(begin)

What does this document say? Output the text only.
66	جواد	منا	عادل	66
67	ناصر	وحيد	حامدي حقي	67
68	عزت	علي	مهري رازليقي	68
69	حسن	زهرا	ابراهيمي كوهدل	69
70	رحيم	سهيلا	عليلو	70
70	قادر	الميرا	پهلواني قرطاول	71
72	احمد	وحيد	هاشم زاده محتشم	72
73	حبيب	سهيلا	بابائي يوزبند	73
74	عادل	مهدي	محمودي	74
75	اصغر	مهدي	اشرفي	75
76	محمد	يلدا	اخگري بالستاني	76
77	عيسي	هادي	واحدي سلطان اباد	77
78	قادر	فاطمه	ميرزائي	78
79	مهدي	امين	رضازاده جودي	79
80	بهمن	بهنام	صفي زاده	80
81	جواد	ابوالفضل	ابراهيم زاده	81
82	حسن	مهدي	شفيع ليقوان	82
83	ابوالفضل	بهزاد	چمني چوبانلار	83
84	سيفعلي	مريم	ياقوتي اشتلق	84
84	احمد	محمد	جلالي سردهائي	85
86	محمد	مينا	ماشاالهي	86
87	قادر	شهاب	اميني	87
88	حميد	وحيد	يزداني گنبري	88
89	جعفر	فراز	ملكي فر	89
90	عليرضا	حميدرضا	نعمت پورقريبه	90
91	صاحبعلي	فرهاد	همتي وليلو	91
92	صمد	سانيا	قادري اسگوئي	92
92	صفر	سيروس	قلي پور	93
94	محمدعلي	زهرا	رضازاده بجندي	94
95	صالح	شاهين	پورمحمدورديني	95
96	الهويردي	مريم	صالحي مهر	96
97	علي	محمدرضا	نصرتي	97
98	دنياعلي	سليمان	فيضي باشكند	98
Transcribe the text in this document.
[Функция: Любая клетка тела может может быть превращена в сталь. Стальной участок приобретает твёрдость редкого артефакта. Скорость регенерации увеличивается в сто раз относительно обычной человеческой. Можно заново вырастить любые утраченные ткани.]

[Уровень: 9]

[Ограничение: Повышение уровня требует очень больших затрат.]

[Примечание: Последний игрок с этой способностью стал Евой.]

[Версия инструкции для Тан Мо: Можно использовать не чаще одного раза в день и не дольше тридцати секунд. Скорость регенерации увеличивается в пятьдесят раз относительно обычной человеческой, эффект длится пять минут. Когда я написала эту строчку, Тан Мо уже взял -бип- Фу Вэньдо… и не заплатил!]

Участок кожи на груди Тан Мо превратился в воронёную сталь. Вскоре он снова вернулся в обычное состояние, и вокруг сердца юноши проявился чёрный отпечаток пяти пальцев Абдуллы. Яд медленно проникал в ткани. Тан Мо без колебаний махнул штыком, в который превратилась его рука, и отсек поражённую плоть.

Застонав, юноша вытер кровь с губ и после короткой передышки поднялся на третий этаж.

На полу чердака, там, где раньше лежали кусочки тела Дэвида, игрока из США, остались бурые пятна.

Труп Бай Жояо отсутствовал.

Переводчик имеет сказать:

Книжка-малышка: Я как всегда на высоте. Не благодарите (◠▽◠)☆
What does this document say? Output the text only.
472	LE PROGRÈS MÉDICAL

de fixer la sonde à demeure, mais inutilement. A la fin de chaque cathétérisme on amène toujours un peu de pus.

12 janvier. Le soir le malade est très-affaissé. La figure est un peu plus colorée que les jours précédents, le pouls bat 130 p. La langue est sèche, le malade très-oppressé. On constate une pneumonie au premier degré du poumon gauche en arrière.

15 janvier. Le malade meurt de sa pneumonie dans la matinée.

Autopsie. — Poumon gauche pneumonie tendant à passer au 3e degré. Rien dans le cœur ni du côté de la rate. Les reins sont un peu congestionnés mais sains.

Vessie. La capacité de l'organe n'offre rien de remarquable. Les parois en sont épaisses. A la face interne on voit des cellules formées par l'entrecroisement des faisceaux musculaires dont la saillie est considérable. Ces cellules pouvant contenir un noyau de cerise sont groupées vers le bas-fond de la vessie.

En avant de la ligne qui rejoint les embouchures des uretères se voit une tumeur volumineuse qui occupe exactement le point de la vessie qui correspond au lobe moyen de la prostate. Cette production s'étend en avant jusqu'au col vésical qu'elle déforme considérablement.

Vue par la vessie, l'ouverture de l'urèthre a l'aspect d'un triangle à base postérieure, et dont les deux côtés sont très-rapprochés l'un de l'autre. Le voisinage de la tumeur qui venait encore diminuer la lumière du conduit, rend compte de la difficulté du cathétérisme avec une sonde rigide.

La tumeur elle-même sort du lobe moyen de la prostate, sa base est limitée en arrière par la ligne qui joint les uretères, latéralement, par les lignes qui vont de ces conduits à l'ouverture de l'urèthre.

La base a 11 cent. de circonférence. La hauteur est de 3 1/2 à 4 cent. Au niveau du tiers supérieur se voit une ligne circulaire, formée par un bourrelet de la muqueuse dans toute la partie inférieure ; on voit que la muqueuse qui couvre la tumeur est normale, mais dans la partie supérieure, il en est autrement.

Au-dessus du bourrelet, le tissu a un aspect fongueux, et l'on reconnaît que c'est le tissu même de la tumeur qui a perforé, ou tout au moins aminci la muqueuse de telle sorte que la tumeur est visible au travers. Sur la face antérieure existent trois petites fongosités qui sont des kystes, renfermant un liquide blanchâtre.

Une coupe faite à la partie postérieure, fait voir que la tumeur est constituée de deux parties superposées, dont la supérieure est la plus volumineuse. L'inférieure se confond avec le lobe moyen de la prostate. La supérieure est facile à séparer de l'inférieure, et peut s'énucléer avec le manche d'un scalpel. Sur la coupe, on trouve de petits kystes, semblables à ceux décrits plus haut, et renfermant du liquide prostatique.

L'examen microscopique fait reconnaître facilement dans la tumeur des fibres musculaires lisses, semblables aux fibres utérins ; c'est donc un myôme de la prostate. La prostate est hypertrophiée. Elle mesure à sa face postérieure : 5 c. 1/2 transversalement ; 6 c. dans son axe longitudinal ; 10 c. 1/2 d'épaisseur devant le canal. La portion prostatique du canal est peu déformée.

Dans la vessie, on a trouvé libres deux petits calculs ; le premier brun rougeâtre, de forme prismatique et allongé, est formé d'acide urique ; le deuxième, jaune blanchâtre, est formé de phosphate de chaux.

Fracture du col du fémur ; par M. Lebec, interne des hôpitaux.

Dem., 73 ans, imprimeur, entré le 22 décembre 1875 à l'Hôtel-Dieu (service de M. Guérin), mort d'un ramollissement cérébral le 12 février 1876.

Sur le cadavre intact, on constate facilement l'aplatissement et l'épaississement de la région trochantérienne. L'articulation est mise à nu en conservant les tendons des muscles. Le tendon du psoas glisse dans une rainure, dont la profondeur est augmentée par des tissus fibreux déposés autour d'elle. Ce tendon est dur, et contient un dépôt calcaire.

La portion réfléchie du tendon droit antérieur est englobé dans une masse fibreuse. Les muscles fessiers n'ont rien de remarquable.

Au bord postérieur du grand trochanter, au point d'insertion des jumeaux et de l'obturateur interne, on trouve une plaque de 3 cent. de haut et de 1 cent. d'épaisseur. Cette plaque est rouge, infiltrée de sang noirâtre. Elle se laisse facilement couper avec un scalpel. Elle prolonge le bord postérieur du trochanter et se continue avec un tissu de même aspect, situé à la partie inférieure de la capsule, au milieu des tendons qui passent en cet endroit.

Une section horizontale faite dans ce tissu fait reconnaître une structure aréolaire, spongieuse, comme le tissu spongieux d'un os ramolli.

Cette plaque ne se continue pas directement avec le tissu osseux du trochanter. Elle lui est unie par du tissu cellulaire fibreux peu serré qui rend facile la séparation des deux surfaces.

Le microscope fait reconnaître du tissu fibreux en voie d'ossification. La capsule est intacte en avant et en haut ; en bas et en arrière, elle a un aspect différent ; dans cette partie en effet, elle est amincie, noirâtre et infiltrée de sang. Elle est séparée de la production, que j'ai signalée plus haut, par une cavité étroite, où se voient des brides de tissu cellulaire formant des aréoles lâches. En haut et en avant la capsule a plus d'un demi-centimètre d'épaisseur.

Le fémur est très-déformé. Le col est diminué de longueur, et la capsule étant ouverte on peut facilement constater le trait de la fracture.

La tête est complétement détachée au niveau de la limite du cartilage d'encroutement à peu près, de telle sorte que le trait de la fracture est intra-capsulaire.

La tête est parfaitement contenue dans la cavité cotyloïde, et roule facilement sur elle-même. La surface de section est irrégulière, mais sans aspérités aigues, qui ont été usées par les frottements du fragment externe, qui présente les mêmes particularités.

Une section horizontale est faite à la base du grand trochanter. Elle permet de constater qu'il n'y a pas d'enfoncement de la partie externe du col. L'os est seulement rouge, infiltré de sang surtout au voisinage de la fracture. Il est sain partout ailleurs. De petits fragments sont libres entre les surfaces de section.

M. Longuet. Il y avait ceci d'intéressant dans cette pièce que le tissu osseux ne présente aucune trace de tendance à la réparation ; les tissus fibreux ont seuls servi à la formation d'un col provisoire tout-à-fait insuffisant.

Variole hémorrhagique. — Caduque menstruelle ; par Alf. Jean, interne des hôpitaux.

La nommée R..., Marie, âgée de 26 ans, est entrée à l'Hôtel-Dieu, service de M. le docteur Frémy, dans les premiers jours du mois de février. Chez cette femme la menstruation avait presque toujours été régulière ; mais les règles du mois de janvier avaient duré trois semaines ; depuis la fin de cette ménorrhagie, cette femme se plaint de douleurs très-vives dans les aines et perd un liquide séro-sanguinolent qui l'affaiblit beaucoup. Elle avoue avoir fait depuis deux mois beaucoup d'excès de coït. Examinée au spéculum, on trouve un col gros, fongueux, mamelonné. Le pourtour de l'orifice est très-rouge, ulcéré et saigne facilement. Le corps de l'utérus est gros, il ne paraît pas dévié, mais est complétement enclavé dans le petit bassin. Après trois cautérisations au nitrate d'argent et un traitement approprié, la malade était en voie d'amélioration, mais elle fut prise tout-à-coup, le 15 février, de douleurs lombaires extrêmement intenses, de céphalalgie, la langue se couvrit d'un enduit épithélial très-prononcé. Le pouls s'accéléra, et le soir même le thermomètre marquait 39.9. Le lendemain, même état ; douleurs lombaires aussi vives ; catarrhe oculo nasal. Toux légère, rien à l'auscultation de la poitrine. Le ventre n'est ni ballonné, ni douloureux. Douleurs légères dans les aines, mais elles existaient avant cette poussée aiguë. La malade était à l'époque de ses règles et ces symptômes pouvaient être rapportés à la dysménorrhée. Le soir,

(end)

> _Short exercise_
From the listing above, pick out each line where the word "جواد" appears.

> _Task result_
66	جواد	منا	عادل	66
81	جواد	ابوالفضل	ابراهيم زاده	81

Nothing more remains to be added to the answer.